** Start Record extracts **

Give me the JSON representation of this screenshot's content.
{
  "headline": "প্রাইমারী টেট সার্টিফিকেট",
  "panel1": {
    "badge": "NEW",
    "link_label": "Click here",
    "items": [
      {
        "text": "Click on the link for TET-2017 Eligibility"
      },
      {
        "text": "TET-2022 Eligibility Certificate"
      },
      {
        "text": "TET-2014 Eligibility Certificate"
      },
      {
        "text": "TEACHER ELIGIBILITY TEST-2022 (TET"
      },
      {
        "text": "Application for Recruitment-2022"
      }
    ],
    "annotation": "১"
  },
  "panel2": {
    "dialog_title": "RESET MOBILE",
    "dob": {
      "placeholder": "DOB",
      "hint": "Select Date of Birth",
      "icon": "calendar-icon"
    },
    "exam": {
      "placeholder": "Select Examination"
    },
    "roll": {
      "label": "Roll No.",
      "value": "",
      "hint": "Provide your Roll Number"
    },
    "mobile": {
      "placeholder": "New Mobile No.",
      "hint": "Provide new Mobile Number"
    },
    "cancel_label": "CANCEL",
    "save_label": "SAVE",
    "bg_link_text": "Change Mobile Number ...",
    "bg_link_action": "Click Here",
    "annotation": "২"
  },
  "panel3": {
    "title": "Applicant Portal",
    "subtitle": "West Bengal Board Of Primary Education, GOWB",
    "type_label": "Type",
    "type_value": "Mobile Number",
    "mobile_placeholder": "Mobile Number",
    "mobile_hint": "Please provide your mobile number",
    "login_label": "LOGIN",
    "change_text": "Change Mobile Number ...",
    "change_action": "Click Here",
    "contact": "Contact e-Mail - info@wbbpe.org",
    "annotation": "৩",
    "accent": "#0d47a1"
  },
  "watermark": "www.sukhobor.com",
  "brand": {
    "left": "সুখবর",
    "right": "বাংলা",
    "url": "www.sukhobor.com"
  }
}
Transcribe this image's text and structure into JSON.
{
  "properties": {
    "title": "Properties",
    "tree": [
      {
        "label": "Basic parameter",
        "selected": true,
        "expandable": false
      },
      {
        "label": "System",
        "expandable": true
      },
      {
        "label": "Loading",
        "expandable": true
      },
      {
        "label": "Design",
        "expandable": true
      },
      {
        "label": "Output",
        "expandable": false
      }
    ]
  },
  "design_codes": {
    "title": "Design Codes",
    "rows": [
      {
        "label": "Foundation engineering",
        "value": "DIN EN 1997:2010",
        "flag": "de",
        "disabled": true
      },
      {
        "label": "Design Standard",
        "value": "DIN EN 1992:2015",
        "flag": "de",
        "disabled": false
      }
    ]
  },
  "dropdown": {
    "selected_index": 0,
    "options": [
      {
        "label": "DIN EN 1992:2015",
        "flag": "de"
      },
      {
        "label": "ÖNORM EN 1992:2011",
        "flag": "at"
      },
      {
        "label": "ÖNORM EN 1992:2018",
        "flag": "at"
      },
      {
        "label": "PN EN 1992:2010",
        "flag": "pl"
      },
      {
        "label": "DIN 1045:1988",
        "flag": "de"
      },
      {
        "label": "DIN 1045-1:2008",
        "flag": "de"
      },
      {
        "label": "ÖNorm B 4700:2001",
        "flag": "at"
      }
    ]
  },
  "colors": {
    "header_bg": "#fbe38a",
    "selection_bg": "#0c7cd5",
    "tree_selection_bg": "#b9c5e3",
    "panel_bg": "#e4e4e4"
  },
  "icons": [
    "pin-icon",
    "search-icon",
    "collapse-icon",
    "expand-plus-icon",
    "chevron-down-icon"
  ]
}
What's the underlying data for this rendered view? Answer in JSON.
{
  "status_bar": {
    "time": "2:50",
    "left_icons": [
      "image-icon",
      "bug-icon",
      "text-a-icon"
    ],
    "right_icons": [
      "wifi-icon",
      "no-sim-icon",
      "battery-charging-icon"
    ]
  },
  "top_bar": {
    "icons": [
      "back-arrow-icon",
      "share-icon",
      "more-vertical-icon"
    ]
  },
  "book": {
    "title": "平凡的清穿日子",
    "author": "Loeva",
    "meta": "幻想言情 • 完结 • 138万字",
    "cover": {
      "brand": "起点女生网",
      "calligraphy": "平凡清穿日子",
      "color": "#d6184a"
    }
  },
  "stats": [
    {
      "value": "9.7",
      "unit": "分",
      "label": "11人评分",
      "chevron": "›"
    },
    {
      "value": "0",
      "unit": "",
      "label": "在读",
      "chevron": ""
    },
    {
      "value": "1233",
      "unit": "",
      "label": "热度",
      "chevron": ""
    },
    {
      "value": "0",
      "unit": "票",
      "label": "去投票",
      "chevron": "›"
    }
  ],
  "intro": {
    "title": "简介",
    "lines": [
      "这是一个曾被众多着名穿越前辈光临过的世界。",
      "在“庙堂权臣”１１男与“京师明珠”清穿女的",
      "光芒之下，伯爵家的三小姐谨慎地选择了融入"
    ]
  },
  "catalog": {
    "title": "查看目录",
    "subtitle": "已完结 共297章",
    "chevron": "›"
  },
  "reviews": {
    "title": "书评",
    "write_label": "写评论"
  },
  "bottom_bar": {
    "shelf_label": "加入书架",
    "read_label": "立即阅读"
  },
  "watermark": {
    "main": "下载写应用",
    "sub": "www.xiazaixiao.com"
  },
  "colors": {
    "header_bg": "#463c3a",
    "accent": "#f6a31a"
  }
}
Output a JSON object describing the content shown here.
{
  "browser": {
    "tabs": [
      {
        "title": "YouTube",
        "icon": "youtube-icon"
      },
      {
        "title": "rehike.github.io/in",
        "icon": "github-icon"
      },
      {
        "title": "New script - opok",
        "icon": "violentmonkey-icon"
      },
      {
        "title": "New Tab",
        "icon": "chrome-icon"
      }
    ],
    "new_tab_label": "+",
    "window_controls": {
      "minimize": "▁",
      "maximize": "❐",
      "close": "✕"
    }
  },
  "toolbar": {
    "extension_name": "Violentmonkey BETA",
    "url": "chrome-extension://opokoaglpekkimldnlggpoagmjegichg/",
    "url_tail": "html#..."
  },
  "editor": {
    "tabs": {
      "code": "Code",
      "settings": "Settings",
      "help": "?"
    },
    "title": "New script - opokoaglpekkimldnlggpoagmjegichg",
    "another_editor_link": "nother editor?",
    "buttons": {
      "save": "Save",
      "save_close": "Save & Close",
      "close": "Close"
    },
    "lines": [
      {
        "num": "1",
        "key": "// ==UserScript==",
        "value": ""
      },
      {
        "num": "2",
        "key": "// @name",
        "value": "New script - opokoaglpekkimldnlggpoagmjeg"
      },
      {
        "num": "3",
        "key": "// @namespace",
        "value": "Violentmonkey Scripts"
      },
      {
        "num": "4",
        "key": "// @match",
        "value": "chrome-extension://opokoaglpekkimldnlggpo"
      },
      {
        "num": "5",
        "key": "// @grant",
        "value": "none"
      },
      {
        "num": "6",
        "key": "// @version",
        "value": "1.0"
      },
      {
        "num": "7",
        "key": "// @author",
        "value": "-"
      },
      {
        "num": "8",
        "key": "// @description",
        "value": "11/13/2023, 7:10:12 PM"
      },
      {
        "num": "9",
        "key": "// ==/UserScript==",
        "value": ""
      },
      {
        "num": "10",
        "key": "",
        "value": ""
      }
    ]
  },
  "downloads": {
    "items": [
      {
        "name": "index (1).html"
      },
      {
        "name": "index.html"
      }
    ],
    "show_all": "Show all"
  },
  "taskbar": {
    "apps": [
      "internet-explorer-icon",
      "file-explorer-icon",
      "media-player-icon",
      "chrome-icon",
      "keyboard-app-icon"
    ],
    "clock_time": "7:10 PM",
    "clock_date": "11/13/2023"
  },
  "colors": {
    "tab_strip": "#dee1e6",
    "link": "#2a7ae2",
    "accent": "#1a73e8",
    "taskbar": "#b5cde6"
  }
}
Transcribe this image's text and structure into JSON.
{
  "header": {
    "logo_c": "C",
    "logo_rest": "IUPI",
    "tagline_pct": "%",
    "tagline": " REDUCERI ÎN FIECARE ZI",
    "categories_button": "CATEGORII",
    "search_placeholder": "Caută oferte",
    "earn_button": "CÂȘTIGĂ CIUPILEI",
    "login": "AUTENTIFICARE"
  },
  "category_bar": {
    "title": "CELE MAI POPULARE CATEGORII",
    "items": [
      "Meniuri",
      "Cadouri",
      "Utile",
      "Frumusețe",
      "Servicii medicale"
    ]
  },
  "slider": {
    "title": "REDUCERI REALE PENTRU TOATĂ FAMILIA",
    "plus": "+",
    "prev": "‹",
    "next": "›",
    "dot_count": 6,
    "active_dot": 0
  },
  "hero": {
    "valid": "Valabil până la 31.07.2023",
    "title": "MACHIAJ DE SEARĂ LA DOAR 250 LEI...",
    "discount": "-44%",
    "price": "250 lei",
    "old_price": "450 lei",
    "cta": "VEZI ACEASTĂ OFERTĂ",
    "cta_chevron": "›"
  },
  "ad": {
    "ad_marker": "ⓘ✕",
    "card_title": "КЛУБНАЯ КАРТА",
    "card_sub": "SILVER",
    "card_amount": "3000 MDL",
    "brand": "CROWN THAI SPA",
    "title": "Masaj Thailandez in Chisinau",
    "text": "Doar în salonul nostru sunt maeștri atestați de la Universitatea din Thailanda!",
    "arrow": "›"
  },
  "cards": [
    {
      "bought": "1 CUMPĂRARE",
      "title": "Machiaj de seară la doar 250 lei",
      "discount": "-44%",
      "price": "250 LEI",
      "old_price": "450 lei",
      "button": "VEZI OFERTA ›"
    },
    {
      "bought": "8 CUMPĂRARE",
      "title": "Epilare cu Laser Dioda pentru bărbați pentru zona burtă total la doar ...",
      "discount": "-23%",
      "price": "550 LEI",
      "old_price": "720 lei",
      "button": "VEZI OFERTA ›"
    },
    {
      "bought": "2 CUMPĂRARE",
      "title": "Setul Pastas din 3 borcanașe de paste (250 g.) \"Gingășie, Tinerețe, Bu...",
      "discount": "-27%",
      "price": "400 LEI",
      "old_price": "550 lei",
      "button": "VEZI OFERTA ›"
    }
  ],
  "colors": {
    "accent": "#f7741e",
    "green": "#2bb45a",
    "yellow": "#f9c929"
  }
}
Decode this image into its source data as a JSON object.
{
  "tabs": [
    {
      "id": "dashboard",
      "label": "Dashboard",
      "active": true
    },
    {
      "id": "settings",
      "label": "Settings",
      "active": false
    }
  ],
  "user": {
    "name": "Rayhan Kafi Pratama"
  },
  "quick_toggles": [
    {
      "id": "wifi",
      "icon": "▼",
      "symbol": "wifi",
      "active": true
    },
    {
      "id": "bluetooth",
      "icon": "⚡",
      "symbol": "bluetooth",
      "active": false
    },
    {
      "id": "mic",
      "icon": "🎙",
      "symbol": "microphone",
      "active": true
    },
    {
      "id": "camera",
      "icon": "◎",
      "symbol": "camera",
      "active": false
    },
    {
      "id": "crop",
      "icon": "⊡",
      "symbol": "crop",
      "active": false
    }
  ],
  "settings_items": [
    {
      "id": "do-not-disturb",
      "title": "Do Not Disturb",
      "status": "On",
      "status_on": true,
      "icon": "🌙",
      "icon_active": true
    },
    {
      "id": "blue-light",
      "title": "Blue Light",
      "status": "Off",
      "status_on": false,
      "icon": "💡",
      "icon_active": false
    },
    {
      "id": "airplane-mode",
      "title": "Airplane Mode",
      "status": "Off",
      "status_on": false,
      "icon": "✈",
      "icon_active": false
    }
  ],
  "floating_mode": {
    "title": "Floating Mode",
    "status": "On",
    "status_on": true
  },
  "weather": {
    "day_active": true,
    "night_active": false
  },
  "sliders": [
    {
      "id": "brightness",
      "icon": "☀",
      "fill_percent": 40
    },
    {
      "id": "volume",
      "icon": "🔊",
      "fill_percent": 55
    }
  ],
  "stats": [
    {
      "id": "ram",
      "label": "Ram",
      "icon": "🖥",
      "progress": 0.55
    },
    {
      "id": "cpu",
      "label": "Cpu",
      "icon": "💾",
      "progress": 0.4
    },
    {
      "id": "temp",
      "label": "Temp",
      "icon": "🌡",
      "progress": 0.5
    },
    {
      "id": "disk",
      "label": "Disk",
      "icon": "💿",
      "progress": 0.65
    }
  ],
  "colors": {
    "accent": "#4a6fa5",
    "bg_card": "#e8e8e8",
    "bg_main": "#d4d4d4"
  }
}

** End Record extracts **

▸ **Work to complete**: Give the count of lines that hold the word "html", with nothing added.

▸ **Exercise result**: 3